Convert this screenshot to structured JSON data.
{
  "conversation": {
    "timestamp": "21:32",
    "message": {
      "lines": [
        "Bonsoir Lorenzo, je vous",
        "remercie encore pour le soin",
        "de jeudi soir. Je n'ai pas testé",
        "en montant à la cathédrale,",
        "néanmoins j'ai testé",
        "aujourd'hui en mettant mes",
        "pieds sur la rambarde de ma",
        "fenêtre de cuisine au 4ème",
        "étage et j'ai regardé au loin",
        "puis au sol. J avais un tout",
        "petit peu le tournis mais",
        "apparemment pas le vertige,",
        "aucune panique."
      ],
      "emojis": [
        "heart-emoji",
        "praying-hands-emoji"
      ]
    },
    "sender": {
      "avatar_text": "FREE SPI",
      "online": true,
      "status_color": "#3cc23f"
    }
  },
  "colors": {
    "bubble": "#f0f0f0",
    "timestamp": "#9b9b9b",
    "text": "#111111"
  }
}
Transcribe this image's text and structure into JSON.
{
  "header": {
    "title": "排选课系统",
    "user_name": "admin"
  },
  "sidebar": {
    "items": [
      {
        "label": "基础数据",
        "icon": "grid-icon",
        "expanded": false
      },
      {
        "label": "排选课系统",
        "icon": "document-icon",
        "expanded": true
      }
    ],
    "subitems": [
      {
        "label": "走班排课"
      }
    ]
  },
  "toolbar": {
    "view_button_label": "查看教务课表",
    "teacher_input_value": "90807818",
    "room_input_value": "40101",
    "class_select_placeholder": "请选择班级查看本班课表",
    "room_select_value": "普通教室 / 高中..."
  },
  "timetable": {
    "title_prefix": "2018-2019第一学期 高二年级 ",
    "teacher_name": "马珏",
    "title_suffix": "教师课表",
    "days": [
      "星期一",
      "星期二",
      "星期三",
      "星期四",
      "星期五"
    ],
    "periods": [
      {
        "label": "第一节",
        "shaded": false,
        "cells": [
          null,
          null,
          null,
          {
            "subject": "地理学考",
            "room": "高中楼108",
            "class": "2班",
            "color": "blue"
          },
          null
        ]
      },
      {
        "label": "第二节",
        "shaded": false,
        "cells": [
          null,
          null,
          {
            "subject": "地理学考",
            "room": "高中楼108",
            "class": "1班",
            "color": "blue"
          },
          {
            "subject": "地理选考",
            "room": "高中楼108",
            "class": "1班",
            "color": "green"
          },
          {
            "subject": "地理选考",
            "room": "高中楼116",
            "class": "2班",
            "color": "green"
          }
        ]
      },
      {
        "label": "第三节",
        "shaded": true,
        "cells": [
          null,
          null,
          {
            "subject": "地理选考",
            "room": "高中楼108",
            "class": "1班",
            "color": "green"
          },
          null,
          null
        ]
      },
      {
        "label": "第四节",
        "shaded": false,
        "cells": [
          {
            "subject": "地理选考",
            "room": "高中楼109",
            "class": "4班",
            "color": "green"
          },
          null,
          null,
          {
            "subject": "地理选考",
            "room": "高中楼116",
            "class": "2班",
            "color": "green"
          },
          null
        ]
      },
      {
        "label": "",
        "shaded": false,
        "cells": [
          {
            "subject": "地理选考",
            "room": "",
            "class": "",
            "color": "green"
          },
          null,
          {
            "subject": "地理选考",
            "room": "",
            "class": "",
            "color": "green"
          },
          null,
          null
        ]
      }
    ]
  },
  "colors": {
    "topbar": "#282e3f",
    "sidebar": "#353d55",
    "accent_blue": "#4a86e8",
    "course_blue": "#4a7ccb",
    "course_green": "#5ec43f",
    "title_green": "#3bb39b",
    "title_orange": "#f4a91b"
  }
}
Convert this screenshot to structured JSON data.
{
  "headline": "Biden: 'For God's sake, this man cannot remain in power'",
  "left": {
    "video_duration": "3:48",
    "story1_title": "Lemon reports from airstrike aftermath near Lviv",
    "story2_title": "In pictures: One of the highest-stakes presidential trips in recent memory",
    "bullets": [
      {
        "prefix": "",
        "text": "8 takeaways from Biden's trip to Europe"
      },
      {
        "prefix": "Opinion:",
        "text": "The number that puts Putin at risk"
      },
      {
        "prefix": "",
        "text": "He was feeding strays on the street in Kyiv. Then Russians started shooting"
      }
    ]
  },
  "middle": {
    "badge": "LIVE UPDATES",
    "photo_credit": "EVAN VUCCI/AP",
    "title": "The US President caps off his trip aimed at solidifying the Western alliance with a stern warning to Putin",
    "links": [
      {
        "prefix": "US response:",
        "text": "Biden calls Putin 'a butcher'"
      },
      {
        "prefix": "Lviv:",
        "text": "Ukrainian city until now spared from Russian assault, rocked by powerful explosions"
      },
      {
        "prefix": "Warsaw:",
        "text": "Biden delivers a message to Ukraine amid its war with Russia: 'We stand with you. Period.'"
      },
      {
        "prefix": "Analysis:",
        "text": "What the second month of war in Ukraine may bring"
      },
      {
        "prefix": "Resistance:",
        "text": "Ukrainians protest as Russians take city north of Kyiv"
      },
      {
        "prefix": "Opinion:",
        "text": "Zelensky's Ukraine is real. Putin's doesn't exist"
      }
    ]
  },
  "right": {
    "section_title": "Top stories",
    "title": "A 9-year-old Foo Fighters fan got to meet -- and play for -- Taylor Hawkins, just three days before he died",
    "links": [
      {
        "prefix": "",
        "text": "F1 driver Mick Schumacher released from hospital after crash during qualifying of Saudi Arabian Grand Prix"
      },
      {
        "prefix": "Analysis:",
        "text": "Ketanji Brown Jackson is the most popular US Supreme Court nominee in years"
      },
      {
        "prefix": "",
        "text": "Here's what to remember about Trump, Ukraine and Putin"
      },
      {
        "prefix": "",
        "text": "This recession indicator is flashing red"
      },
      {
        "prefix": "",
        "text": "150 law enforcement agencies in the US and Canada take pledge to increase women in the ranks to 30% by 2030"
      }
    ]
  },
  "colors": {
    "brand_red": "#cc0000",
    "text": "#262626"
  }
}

Stated goal –
For the entries above, state how many lines contain the word "Biden". Provide the number by itself.

Solution to this exercise –
4